- **GIVEN REQUEST**:
Work out how many lines in the listing below include the word "toujours". Give nothing but the number.

- **DATASET EXCERPTS**:
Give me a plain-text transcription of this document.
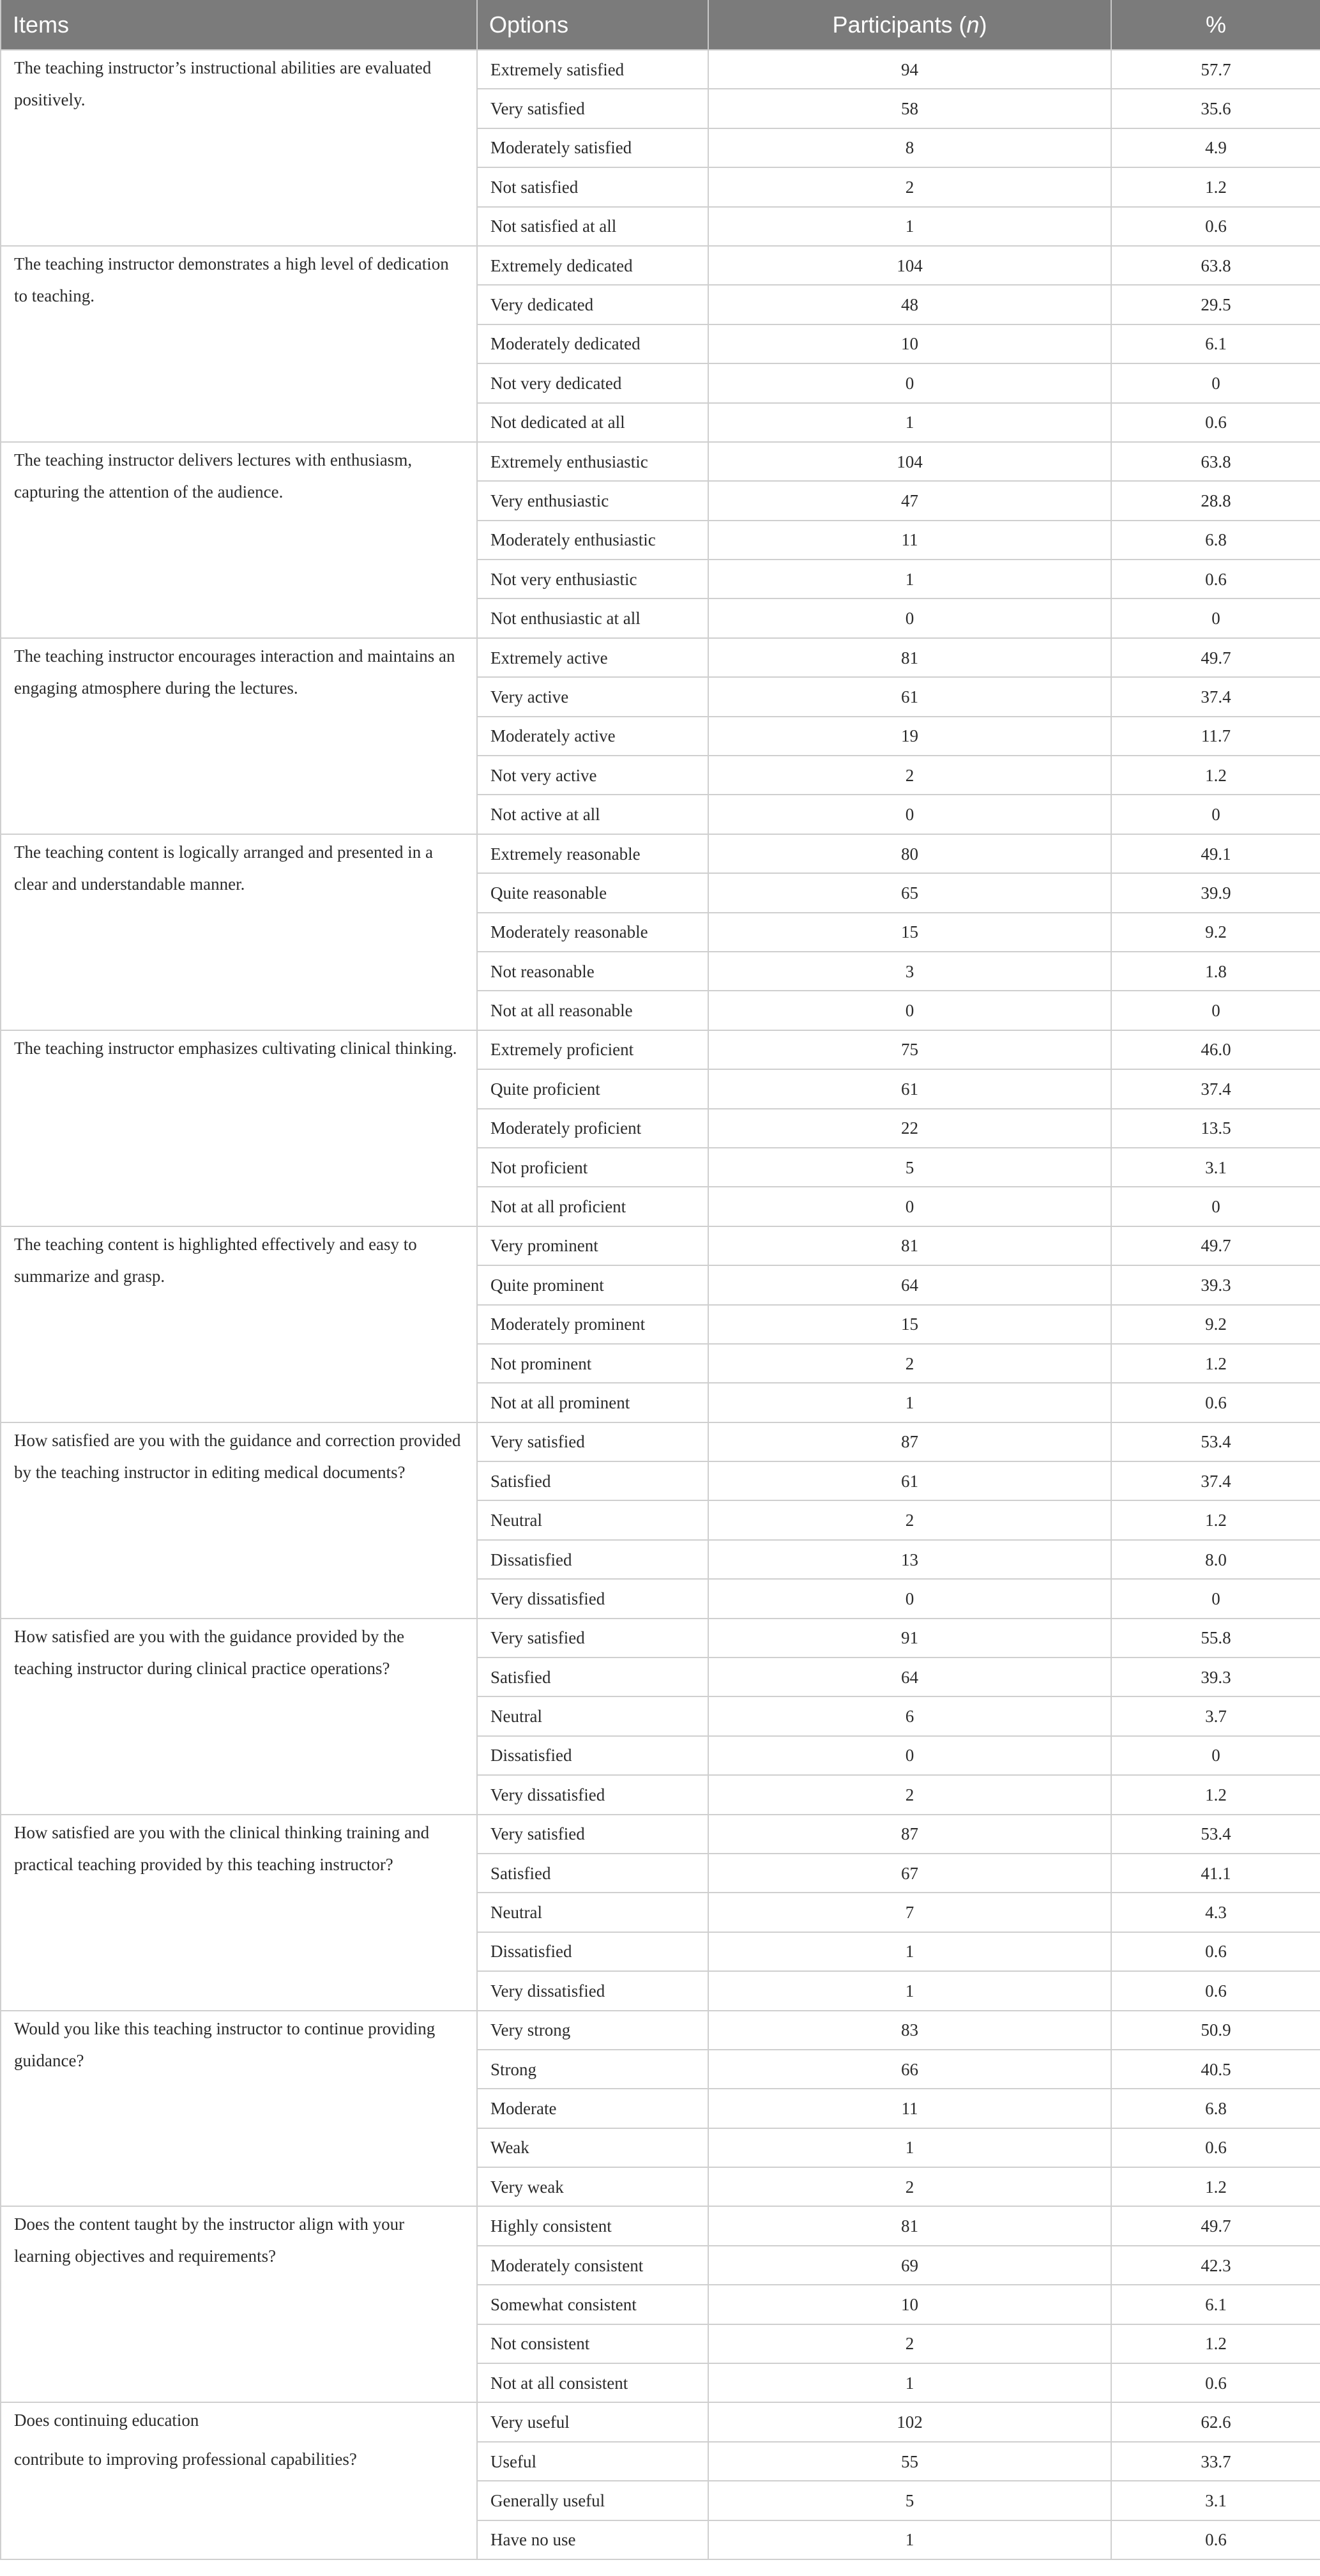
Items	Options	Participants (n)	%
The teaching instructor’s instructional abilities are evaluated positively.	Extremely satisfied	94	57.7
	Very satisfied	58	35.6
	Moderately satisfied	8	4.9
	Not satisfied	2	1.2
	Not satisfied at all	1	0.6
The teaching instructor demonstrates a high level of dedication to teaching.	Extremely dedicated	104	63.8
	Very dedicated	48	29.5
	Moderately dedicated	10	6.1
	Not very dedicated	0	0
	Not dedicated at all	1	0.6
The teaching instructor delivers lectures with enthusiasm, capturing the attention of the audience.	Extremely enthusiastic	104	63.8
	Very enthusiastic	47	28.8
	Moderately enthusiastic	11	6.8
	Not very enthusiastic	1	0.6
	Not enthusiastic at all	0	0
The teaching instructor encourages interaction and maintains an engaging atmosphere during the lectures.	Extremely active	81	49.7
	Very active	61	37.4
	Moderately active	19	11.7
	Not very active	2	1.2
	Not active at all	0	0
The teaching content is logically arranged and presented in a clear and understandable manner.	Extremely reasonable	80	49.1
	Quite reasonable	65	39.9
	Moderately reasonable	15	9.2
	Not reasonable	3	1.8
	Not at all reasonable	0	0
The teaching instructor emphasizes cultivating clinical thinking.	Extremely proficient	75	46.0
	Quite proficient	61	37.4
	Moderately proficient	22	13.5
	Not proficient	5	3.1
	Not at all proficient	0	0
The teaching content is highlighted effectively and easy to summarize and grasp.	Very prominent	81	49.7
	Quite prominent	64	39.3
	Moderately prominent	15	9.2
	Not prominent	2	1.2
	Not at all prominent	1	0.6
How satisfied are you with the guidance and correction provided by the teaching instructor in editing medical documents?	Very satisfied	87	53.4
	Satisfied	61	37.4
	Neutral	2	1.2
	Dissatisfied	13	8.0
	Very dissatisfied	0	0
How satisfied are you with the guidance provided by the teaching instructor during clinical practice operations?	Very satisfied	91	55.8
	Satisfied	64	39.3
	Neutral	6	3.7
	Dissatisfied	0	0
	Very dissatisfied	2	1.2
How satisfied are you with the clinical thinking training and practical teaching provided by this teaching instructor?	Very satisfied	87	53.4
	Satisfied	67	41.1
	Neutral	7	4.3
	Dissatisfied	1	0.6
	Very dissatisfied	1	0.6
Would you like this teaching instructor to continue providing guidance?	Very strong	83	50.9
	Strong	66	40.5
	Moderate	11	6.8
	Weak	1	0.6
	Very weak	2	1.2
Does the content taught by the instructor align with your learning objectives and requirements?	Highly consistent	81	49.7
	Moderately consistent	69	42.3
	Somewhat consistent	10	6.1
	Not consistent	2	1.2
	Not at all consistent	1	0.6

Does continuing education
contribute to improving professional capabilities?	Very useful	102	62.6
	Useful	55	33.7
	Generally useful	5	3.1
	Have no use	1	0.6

* * *

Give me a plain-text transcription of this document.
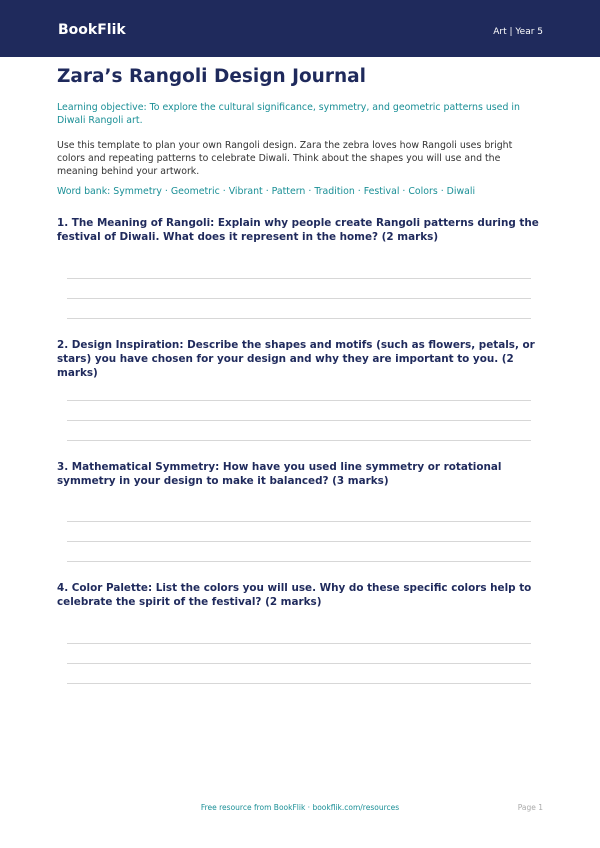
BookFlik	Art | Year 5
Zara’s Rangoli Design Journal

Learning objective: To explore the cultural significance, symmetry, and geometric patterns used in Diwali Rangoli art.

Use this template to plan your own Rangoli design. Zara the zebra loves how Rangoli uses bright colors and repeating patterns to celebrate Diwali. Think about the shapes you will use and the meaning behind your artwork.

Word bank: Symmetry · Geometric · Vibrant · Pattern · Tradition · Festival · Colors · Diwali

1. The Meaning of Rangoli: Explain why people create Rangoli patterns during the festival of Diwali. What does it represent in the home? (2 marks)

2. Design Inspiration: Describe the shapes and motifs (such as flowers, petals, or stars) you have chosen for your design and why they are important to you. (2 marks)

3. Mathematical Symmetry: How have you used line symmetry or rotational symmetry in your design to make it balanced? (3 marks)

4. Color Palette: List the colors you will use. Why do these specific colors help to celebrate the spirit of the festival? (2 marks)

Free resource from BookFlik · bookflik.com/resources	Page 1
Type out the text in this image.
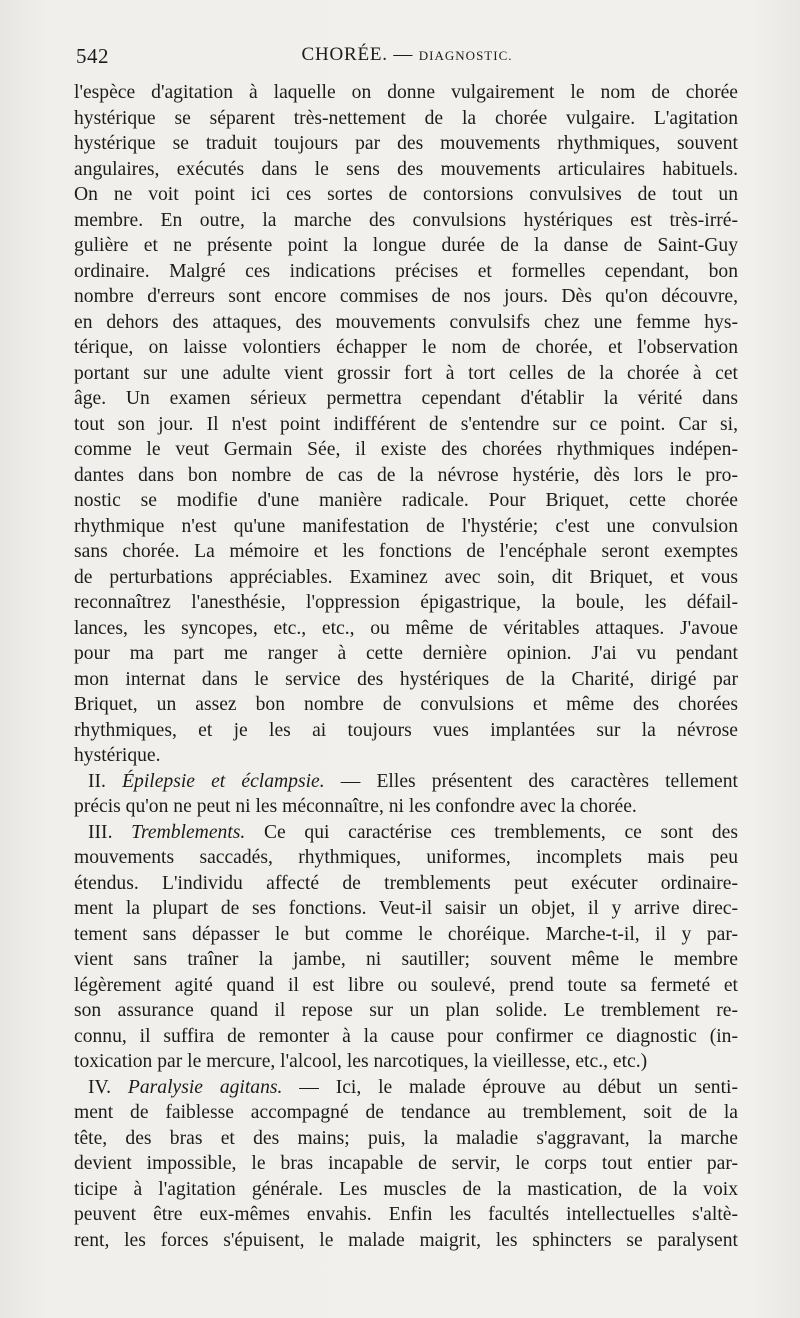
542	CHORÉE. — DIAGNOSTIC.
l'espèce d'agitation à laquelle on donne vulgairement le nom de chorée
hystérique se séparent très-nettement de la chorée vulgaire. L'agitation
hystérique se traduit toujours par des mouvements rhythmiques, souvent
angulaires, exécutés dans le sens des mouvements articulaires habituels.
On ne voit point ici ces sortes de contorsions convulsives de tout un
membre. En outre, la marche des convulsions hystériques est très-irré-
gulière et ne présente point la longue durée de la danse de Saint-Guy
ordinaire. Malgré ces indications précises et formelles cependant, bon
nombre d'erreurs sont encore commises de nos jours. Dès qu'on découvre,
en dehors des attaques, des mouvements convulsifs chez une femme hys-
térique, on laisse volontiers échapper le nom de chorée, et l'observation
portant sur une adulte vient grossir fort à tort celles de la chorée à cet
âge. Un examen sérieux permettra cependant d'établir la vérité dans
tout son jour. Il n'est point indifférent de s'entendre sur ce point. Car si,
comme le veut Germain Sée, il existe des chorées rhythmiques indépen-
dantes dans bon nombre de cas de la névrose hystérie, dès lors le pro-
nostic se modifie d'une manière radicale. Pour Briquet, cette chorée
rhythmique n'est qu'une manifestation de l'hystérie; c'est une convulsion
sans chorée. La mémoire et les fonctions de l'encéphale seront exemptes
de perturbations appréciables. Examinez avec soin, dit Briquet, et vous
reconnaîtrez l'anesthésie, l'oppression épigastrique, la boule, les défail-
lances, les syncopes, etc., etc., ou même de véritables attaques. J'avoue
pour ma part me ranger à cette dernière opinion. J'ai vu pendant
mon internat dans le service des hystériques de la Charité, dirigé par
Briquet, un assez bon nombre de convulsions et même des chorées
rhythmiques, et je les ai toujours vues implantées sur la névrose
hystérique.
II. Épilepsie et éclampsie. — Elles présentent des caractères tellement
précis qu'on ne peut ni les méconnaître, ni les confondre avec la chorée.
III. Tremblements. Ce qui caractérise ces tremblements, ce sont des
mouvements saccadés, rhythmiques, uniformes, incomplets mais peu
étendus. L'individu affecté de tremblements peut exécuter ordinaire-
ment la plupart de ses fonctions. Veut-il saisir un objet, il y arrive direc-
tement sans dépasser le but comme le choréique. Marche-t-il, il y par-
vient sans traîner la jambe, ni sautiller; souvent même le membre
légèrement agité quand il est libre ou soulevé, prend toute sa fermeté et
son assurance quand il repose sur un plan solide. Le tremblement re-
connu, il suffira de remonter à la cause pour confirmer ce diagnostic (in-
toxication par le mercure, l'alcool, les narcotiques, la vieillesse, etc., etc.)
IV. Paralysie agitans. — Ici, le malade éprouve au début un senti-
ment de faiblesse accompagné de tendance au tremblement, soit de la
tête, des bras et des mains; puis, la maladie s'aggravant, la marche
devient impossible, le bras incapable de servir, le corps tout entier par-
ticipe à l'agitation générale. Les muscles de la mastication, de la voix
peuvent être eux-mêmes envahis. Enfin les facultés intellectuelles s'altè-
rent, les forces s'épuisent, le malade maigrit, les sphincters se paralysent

--

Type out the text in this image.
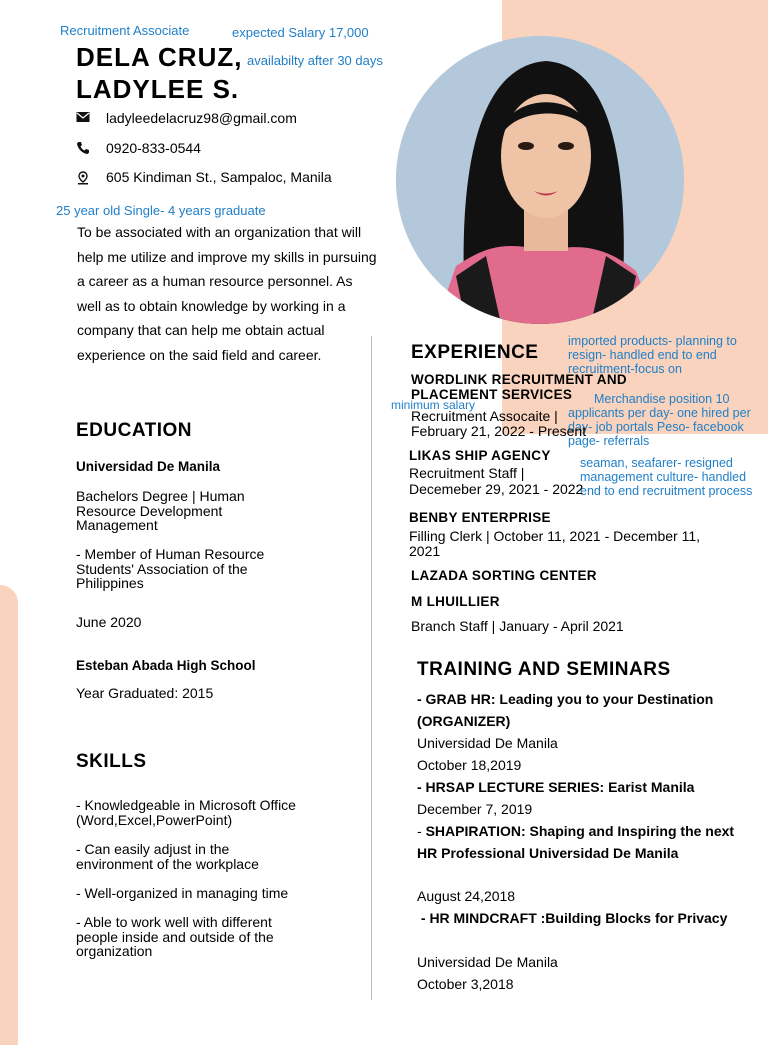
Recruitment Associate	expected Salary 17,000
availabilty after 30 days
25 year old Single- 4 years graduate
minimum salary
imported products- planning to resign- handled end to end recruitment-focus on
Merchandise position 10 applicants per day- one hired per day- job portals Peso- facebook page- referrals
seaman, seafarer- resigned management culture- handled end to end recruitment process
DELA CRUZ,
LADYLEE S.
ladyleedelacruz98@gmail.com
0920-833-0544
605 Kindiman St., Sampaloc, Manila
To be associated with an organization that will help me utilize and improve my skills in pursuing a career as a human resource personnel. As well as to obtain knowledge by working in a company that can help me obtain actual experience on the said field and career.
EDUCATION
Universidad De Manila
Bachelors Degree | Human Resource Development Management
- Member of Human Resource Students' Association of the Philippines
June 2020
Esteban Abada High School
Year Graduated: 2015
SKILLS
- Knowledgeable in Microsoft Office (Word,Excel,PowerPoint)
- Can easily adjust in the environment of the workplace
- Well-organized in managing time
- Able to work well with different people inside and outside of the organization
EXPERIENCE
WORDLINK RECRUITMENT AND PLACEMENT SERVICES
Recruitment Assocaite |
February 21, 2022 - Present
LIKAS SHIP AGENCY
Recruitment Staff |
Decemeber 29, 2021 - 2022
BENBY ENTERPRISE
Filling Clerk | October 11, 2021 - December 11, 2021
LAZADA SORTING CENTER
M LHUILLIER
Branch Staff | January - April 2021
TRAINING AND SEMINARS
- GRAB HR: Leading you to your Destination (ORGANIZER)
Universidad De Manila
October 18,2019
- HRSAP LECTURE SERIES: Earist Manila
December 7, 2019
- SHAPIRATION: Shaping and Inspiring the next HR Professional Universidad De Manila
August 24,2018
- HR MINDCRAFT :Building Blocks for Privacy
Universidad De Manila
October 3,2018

- **ANSWER TO THE EXERCISE**:
2